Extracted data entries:
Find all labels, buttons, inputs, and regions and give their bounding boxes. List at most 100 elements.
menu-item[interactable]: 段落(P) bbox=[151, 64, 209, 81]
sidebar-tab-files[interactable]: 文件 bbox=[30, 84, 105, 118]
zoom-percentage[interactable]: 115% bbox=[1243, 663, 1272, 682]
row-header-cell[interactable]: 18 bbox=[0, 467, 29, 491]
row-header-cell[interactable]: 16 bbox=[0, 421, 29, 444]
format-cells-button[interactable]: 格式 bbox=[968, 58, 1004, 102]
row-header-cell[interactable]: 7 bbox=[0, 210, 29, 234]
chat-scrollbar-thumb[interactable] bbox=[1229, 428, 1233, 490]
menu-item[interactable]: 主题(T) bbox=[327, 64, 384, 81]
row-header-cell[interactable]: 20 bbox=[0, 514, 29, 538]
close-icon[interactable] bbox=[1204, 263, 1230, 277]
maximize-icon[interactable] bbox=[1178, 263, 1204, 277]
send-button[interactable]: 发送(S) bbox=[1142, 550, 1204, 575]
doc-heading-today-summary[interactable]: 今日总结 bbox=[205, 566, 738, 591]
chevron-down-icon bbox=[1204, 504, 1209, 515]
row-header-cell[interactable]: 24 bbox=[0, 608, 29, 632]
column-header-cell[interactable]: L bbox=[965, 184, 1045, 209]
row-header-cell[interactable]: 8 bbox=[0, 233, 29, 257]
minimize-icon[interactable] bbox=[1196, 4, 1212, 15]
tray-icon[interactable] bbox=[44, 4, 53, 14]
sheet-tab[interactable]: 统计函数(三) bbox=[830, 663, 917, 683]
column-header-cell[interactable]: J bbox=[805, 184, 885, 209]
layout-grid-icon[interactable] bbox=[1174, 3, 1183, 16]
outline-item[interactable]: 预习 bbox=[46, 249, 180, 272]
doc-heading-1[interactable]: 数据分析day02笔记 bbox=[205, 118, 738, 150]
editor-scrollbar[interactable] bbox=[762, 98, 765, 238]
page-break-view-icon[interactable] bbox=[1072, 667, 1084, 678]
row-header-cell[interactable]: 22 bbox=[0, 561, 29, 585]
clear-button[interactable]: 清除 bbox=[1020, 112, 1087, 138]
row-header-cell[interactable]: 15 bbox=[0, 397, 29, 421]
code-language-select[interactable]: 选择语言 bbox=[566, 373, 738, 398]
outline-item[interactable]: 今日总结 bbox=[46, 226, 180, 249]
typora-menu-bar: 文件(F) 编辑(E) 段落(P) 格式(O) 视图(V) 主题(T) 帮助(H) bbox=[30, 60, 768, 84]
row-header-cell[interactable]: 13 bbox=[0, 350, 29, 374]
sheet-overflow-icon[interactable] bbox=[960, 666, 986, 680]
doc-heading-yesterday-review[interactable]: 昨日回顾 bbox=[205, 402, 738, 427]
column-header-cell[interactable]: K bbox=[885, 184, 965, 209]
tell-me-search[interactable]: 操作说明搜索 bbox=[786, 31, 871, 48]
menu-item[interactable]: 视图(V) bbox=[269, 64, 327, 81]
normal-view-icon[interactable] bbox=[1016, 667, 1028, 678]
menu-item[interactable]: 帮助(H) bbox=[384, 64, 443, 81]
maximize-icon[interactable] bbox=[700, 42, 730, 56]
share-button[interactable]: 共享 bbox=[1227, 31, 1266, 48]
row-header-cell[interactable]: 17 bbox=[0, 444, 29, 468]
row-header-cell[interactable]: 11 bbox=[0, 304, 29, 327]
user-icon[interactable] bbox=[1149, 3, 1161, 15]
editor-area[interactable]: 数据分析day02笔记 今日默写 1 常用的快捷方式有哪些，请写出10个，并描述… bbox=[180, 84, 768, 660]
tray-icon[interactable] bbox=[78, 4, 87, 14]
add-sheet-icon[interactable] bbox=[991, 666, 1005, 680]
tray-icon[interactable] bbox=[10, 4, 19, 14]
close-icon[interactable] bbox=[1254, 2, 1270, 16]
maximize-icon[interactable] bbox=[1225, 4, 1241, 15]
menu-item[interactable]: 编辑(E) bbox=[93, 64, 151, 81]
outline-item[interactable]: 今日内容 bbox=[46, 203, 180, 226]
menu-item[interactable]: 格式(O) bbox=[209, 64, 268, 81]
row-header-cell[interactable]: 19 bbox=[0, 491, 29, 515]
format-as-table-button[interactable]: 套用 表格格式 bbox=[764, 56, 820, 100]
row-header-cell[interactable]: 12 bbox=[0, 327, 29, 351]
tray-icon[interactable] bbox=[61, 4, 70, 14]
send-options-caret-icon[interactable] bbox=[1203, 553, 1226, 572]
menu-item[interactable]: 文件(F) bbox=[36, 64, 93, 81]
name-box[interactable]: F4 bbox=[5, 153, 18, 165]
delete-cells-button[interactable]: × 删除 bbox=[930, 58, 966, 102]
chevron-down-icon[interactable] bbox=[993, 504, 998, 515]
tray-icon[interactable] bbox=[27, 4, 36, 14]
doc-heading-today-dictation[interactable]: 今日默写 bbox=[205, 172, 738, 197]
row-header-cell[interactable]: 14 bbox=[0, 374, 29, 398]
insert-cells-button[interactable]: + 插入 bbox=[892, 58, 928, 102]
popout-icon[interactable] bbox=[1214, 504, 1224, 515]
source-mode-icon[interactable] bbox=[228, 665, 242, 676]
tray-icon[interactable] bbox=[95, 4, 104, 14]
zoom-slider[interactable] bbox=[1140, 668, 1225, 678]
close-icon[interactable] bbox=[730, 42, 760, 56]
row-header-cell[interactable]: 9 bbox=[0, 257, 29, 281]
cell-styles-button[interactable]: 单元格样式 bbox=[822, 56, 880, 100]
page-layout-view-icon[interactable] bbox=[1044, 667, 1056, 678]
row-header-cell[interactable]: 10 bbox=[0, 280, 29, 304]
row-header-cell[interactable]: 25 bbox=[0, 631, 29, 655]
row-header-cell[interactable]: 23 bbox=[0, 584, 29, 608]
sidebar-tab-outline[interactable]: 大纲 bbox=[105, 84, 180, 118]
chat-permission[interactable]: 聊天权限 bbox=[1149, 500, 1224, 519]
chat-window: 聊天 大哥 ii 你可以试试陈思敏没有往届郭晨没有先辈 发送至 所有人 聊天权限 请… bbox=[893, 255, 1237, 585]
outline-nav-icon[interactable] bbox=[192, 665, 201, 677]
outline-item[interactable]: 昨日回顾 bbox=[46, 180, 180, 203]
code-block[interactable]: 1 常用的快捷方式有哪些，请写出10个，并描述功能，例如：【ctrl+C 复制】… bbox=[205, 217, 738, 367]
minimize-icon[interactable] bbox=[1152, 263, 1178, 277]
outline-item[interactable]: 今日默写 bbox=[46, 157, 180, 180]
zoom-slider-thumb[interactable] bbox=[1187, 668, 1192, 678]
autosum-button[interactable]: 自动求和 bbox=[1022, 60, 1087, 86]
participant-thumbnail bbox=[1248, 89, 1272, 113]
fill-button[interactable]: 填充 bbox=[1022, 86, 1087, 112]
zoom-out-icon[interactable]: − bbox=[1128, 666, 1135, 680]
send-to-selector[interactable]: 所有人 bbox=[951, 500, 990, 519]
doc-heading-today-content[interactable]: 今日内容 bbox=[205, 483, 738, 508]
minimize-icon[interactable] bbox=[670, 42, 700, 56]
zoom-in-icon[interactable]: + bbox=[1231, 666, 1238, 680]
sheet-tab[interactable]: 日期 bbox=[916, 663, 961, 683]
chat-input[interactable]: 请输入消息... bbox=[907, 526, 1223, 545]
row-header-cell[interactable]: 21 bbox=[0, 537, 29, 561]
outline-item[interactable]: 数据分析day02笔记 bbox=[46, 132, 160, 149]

■ REQUEST
Reproduce the data verbatim, starting at its first line and ending at the line that contains "maximize-icon[interactable] bbox=[1178, 263, 1204, 277]", with both of those lines included.

■ COMPLETE RESPONSE
Find all labels, buttons, inputs, and regions and give their bounding boxes. List at most 100 elements.
menu-item[interactable]: 段落(P) bbox=[151, 64, 209, 81]
sidebar-tab-files[interactable]: 文件 bbox=[30, 84, 105, 118]
zoom-percentage[interactable]: 115% bbox=[1243, 663, 1272, 682]
row-header-cell[interactable]: 18 bbox=[0, 467, 29, 491]
row-header-cell[interactable]: 16 bbox=[0, 421, 29, 444]
format-cells-button[interactable]: 格式 bbox=[968, 58, 1004, 102]
row-header-cell[interactable]: 7 bbox=[0, 210, 29, 234]
chat-scrollbar-thumb[interactable] bbox=[1229, 428, 1233, 490]
menu-item[interactable]: 主题(T) bbox=[327, 64, 384, 81]
row-header-cell[interactable]: 20 bbox=[0, 514, 29, 538]
close-icon[interactable] bbox=[1204, 263, 1230, 277]
maximize-icon[interactable] bbox=[1178, 263, 1204, 277]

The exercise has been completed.